* GIVEN PROBLEM: Identify and copy all lines of the material where the string "реестра" is found.
====== LISTED ENTRIES
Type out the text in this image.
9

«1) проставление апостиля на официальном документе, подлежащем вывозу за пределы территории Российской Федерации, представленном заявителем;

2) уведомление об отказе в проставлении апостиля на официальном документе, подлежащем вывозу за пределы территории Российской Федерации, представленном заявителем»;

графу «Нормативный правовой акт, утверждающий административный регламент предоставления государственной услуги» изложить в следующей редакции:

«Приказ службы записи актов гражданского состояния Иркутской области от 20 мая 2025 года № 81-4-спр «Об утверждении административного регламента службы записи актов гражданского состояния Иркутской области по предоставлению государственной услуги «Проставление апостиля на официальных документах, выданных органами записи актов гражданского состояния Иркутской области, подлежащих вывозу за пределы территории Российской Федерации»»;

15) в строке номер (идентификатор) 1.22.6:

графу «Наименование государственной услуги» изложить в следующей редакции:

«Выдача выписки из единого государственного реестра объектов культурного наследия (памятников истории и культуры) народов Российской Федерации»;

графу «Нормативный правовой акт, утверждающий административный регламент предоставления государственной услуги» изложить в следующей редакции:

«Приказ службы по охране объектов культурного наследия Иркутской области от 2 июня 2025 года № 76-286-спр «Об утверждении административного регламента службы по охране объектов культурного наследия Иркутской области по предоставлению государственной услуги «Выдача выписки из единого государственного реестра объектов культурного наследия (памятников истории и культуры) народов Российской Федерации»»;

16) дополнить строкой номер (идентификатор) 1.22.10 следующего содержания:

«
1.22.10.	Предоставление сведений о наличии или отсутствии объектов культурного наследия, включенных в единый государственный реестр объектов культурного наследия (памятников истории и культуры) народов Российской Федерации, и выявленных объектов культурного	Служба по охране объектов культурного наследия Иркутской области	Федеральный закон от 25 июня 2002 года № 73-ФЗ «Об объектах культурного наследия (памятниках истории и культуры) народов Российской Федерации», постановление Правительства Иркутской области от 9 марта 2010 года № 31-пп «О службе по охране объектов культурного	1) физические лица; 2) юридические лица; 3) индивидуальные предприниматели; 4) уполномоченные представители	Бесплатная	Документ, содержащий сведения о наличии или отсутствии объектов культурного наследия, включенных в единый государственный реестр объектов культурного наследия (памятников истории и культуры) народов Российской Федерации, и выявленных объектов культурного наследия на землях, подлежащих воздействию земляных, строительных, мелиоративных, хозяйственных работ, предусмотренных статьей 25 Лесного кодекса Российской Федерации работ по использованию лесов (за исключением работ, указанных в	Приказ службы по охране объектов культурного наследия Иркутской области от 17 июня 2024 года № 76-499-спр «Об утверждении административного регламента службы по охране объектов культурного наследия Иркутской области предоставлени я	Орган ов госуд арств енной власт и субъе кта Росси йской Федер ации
============
====== LISTED ENTRIES
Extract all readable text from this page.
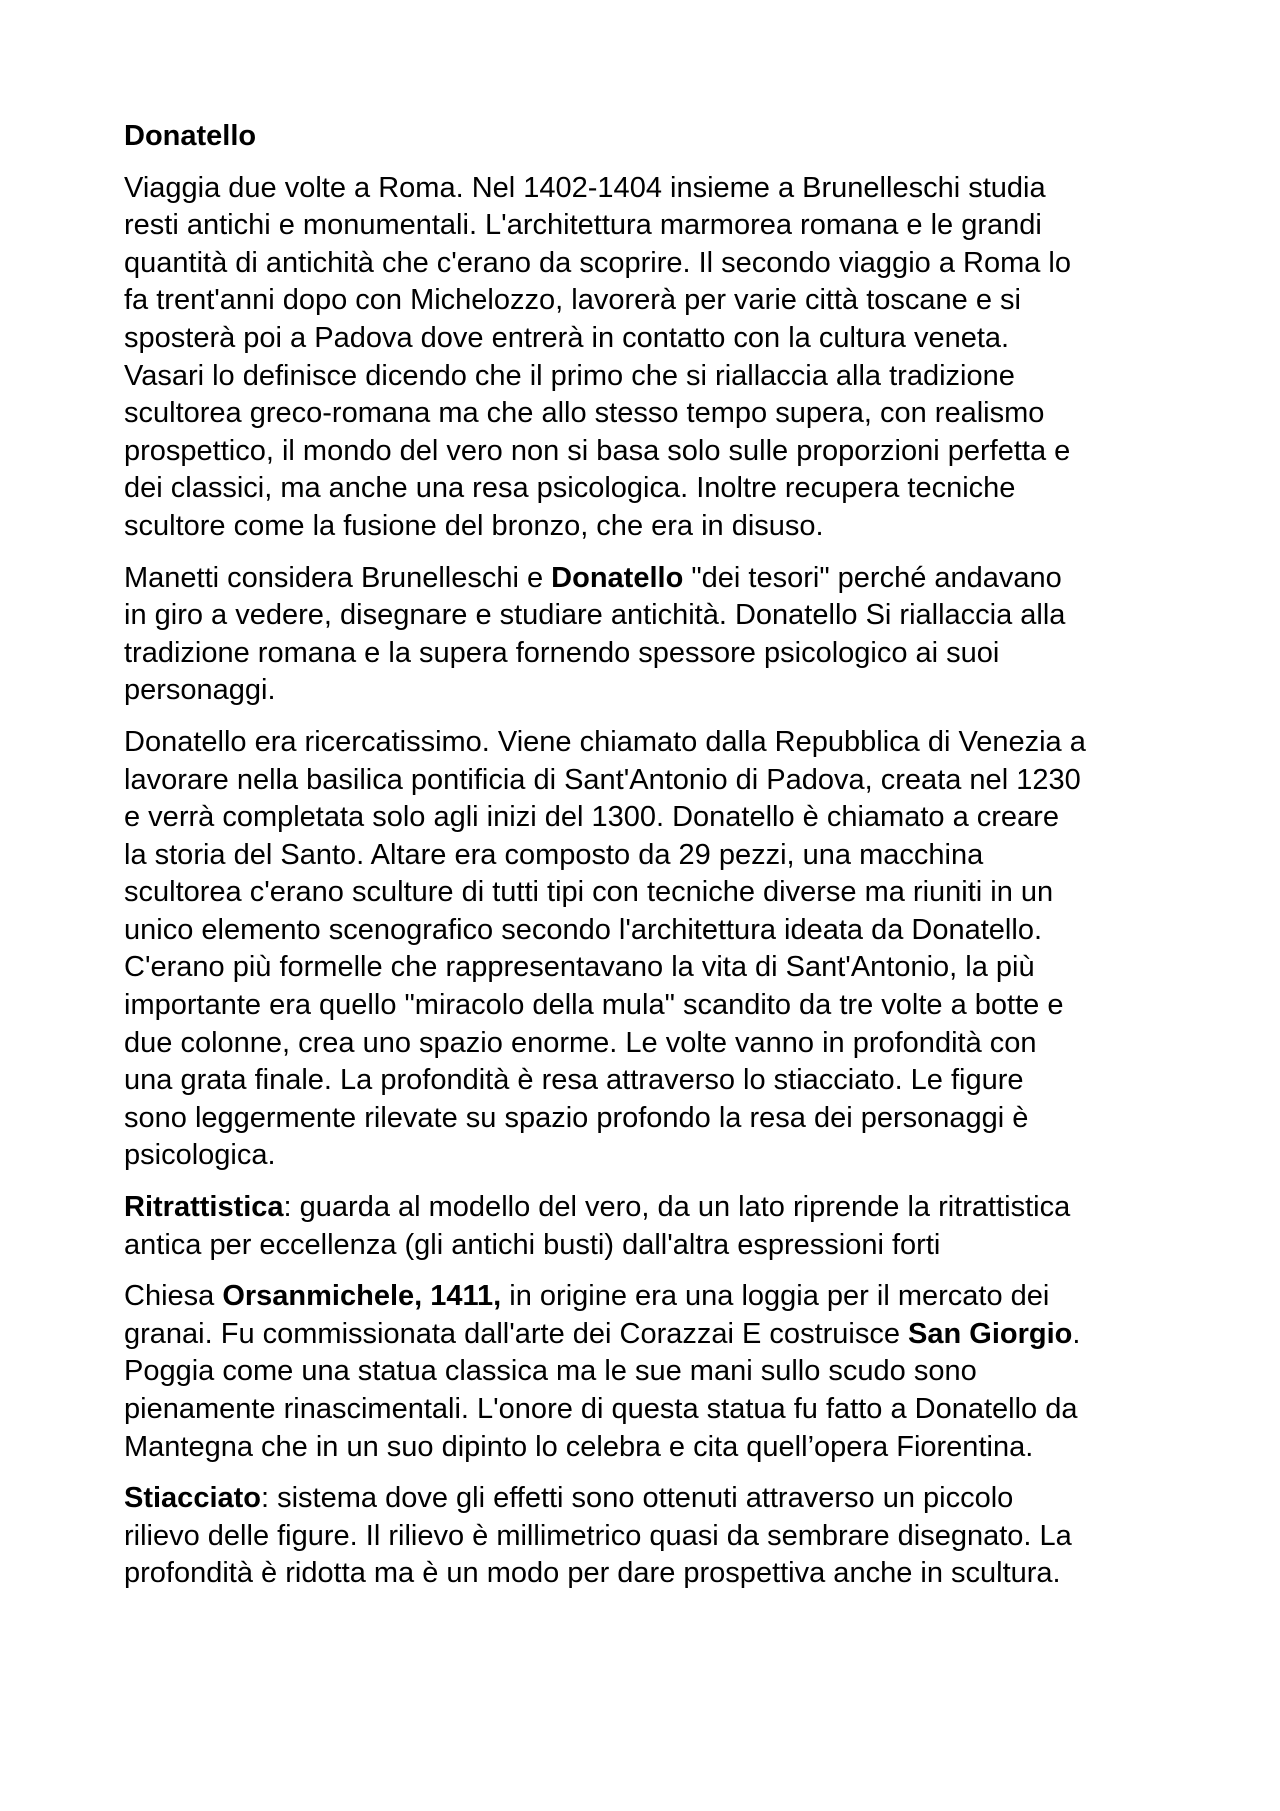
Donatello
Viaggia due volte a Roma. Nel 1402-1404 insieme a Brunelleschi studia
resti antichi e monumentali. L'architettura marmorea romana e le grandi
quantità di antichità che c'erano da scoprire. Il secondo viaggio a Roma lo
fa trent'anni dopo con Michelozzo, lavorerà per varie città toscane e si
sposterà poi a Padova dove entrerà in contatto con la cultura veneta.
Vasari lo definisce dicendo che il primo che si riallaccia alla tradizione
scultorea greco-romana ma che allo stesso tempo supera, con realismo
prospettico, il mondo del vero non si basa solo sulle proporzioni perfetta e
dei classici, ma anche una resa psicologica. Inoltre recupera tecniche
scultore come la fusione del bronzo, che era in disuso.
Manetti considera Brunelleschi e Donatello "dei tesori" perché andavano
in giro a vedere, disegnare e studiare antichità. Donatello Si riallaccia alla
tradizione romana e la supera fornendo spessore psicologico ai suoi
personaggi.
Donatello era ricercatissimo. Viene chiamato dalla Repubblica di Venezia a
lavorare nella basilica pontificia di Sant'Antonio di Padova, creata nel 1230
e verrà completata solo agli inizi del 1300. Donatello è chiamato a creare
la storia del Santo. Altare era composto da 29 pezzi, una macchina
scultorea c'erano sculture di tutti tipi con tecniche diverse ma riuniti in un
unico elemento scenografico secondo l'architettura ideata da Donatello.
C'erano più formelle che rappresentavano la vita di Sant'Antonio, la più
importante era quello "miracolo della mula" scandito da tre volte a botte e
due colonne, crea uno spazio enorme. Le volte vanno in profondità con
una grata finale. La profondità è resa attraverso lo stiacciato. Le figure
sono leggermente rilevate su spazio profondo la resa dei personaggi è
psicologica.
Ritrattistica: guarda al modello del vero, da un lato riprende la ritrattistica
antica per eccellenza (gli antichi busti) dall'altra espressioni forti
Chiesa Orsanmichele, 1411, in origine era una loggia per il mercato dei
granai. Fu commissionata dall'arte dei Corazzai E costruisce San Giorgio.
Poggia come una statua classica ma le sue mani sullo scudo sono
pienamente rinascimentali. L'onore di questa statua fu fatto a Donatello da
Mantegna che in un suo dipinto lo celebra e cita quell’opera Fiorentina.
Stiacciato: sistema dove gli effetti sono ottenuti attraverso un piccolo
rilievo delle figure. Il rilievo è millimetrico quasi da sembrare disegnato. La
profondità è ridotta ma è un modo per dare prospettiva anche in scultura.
============
* WRITTEN REPLY:
«Выдача выписки из единого государственного реестра объектов культурного наследия (памятников истории и культуры) народов Российской Федерации»;
«Приказ службы по охране объектов культурного наследия Иркутской области от 2 июня 2025 года № 76-286-спр «Об утверждении административного регламента службы по охране объектов культурного наследия Иркутской области по предоставлению государственной услуги «Выдача выписки из единого государственного реестра объектов культурного наследия (памятников истории и культуры) народов Российской Федерации»»;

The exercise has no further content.